_SET PROBLEM_:
Transcribe the listing in full, excluding any pictures.

[START OF DATA EXCERPTS]

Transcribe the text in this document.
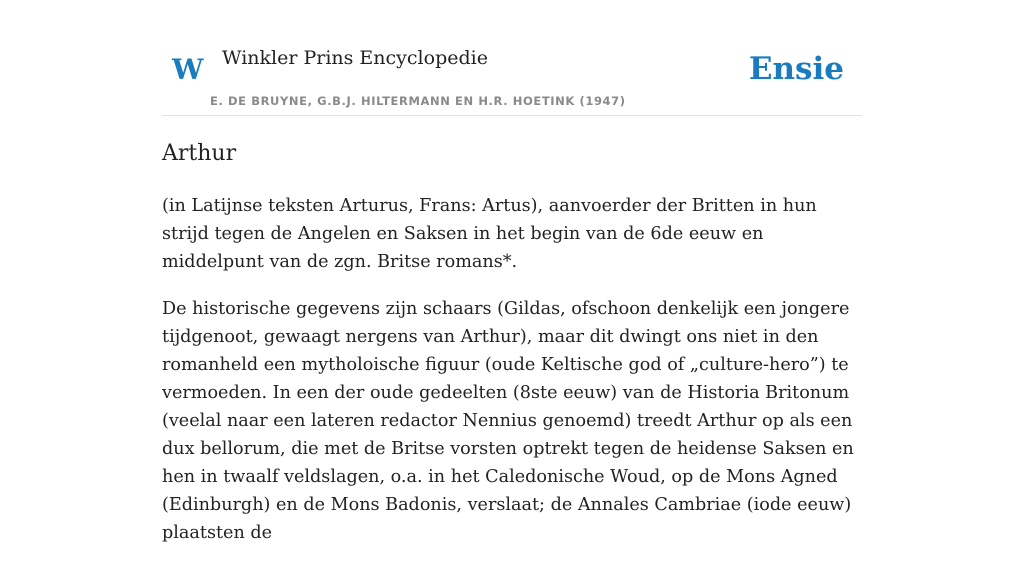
W Winkler Prins Encyclopedie
E. DE BRUYNE, G.B.J. HILTERMANN EN H.R. HOETINK (1947)
Ensie
Arthur

(in Latijnse teksten Arturus, Frans: Artus), aanvoerder der Britten in hun strijd tegen de Angelen en Saksen in het begin van de 6de eeuw en middelpunt van de zgn. Britse romans*.

De historische gegevens zijn schaars (Gildas, ofschoon denkelijk een jongere tijdgenoot, gewaagt nergens van Arthur), maar dit dwingt ons niet in den romanheld een mytholoische figuur (oude Keltische god of „culture-hero”) te vermoeden. In een der oude gedeelten (8ste eeuw) van de Historia Britonum (veelal naar een lateren redactor Nennius genoemd) treedt Arthur op als een dux bellorum, die met de Britse vorsten optrekt tegen de heidense Saksen en hen in twaalf veldslagen, o.a. in het Caledonische Woud, op de Mons Agned (Edinburgh) en de Mons Badonis, verslaat; de Annales Cambriae (iode eeuw) plaatsten de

[END OF DATA EXCERPTS]

_WORKED ANSWER_:
Transcribe the text in this document.
W Winkler Prins Encyclopedie
E. DE BRUYNE, G.B.J. HILTERMANN EN H.R. HOETINK (1947)
Ensie
Arthur

(in Latijnse teksten Arturus, Frans: Artus), aanvoerder der Britten in hun strijd tegen de Angelen en Saksen in het begin van de 6de eeuw en middelpunt van de zgn. Britse romans*.

De historische gegevens zijn schaars (Gildas, ofschoon denkelijk een jongere tijdgenoot, gewaagt nergens van Arthur), maar dit dwingt ons niet in den romanheld een mytholoische figuur (oude Keltische god of „culture-hero”) te vermoeden. In een der oude gedeelten (8ste eeuw) van de Historia Britonum (veelal naar een lateren redactor Nennius genoemd) treedt Arthur op als een dux bellorum, die met de Britse vorsten optrekt tegen de heidense Saksen en hen in twaalf veldslagen, o.a. in het Caledonische Woud, op de Mons Agned (Edinburgh) en de Mons Badonis, verslaat; de Annales Cambriae (iode eeuw) plaatsten de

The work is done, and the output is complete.